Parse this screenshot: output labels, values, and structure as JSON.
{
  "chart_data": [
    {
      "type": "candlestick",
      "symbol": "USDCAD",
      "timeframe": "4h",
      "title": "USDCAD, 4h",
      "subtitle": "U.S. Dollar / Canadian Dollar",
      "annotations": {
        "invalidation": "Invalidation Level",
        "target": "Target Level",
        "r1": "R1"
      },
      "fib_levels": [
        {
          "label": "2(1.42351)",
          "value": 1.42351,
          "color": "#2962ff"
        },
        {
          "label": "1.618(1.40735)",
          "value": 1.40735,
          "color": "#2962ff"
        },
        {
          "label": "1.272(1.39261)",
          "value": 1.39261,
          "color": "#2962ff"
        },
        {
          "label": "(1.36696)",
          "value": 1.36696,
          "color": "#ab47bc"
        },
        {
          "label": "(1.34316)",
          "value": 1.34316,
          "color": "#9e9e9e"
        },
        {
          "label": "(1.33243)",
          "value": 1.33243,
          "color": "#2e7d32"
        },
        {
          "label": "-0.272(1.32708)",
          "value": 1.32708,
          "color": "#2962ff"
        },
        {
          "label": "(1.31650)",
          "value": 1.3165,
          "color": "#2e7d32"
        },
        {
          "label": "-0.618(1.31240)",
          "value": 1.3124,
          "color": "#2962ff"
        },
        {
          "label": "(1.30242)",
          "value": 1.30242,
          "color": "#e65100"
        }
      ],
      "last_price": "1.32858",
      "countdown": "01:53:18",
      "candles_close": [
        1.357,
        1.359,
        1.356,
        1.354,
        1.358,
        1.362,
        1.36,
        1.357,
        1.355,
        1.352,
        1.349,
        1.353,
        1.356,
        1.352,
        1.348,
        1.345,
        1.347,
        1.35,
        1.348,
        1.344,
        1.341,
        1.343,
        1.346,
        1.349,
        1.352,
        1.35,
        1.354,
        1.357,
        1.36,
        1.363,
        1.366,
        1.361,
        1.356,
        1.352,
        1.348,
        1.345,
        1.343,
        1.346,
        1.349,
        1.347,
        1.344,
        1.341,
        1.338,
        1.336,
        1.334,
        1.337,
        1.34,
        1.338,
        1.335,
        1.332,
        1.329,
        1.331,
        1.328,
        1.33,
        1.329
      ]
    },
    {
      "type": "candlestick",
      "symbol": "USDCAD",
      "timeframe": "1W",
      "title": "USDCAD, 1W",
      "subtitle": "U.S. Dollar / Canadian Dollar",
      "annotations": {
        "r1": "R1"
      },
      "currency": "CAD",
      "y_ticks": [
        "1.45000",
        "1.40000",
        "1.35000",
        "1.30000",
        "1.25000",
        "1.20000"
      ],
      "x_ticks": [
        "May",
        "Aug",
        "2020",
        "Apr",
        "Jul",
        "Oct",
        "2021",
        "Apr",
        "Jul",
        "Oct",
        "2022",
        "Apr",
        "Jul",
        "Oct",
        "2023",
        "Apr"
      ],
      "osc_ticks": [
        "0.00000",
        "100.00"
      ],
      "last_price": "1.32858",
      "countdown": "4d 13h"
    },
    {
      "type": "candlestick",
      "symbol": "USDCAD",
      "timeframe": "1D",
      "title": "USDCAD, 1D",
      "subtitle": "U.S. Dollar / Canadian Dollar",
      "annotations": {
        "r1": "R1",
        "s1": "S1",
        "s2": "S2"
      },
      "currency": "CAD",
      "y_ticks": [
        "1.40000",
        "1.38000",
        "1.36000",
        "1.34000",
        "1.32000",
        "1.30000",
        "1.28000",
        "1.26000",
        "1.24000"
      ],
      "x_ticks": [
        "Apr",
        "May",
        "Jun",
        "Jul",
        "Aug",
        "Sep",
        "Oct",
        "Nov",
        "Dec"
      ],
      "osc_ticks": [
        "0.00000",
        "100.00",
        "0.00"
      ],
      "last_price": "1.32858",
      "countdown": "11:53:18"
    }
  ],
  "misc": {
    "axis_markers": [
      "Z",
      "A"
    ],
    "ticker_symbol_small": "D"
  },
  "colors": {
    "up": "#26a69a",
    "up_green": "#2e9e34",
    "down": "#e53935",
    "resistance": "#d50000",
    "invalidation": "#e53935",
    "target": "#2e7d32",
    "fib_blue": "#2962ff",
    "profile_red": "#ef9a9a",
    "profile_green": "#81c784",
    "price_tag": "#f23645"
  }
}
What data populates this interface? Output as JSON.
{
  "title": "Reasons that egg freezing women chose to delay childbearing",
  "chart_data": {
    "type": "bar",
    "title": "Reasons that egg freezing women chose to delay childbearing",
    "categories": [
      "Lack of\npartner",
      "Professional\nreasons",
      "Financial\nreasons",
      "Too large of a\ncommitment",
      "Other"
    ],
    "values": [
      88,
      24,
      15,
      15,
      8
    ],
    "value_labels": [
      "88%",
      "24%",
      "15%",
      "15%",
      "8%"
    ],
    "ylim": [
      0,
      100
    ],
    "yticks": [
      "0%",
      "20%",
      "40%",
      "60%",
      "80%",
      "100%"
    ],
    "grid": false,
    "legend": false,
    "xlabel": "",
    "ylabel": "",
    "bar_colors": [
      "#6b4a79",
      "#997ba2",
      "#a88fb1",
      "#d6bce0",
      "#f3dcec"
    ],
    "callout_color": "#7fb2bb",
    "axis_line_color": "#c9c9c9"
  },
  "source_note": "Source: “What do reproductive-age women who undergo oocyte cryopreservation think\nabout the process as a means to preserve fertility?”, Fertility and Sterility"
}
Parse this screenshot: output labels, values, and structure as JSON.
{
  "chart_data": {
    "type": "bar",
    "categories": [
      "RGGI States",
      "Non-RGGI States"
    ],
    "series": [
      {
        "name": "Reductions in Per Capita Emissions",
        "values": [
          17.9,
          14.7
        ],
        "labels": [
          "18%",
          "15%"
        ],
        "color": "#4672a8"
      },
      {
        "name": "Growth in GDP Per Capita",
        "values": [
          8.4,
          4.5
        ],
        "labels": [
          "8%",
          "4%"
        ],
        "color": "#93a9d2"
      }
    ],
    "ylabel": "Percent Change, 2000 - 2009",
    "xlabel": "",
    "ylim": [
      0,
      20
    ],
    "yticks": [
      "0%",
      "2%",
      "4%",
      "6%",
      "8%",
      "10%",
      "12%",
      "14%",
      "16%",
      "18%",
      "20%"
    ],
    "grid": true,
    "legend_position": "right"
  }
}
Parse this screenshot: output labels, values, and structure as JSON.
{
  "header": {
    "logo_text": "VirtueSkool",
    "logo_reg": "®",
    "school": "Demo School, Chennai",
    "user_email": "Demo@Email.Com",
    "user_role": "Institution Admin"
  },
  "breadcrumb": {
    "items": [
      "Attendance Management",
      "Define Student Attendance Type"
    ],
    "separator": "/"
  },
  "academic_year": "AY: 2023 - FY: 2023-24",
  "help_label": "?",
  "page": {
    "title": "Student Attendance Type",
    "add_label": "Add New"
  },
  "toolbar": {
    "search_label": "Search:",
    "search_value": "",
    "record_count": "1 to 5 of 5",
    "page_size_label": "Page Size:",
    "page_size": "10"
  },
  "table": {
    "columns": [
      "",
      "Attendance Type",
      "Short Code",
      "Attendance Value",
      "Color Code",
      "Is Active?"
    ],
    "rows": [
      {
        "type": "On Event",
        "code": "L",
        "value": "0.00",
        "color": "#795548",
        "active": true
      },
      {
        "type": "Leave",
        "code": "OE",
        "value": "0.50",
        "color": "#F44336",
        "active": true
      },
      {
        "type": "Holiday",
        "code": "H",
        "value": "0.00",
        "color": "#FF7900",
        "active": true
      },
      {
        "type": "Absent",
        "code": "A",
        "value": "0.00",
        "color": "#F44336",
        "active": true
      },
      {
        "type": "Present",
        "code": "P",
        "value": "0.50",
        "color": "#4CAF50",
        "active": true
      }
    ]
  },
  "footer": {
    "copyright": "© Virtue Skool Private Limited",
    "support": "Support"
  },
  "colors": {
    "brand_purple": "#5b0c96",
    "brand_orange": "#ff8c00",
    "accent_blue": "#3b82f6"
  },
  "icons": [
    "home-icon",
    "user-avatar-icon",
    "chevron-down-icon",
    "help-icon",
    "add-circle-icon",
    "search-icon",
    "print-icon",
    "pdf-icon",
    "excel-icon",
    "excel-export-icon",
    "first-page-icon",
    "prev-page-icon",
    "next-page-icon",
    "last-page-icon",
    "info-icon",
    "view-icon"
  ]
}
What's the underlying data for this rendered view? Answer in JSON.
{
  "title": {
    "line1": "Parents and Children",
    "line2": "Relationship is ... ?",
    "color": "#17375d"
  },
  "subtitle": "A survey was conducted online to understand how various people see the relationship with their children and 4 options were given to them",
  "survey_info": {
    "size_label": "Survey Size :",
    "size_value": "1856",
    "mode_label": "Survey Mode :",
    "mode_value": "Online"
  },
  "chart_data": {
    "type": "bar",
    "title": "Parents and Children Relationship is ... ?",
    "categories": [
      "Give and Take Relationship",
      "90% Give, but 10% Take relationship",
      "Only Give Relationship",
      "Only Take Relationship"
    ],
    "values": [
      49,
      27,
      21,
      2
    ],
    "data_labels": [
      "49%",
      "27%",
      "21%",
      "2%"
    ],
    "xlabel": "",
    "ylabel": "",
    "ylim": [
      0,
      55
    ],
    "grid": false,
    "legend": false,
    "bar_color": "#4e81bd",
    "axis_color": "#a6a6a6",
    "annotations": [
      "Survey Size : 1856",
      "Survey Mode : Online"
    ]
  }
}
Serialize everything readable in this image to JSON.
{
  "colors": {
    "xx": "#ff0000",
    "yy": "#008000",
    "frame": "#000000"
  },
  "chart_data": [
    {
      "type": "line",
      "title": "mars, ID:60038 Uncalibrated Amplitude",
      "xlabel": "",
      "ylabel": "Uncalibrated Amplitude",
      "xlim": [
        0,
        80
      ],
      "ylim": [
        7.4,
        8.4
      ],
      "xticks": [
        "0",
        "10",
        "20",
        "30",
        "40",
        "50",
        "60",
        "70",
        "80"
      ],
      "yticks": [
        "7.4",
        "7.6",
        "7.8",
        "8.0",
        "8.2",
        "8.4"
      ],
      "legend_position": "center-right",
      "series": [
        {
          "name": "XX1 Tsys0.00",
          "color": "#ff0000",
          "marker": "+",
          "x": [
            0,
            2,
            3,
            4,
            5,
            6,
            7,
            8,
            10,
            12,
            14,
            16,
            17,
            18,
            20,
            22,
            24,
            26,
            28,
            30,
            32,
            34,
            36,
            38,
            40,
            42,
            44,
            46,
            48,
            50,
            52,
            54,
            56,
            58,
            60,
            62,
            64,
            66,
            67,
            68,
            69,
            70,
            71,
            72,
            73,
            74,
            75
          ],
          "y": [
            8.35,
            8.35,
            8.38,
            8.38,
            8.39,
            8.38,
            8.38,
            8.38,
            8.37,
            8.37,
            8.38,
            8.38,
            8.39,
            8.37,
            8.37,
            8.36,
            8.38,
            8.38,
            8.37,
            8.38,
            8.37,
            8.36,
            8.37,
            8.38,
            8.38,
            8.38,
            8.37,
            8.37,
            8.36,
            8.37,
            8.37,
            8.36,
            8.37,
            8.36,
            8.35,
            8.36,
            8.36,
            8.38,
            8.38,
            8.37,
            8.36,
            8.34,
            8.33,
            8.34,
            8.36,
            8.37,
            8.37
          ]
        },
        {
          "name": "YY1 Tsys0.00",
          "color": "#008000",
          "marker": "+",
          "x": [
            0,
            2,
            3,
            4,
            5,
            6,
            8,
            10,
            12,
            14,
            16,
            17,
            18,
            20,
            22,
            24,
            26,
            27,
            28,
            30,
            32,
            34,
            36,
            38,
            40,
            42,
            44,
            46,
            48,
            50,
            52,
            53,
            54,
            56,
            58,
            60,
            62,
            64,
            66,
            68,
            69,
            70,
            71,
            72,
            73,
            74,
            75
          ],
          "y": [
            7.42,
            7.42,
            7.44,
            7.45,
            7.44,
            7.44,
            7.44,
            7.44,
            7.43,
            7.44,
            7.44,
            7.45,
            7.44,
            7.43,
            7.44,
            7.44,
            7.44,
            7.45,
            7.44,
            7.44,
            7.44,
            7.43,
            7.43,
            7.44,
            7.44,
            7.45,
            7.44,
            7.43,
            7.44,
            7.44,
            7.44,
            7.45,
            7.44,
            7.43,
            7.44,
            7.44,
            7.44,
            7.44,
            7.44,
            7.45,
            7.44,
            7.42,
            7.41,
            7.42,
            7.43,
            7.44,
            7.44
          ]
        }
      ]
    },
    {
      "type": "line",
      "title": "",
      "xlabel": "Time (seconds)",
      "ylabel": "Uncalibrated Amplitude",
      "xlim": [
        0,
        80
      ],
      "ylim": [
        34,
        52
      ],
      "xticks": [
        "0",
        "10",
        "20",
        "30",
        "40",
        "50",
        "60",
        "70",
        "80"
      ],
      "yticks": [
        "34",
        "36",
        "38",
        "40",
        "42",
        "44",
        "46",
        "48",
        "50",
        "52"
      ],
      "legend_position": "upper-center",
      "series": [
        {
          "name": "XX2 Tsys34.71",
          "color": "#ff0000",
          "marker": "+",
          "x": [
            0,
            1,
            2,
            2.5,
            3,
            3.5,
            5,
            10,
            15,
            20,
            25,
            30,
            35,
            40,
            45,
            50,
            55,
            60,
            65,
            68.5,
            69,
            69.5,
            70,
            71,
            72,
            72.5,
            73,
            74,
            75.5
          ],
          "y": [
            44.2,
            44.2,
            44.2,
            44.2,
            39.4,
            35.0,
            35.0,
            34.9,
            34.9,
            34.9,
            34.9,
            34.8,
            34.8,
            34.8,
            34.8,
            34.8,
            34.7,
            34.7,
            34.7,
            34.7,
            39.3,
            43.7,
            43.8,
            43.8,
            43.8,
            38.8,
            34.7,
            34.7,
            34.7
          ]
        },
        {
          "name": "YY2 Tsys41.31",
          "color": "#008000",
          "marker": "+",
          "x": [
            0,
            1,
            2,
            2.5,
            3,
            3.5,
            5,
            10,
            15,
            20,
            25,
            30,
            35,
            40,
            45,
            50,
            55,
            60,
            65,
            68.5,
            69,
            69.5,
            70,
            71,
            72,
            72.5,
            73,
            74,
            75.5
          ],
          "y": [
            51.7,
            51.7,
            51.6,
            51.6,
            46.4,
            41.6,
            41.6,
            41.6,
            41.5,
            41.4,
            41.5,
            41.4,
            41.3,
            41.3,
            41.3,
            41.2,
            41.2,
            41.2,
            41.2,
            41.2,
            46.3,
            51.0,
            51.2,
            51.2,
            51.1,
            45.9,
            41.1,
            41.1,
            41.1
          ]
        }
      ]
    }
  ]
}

^^^^

**Objective**
Return a copy of every line that includes the word "timeframe".

**Solution for this problem**
      "timeframe": "4h",
      "timeframe": "1W",
      "timeframe": "1D",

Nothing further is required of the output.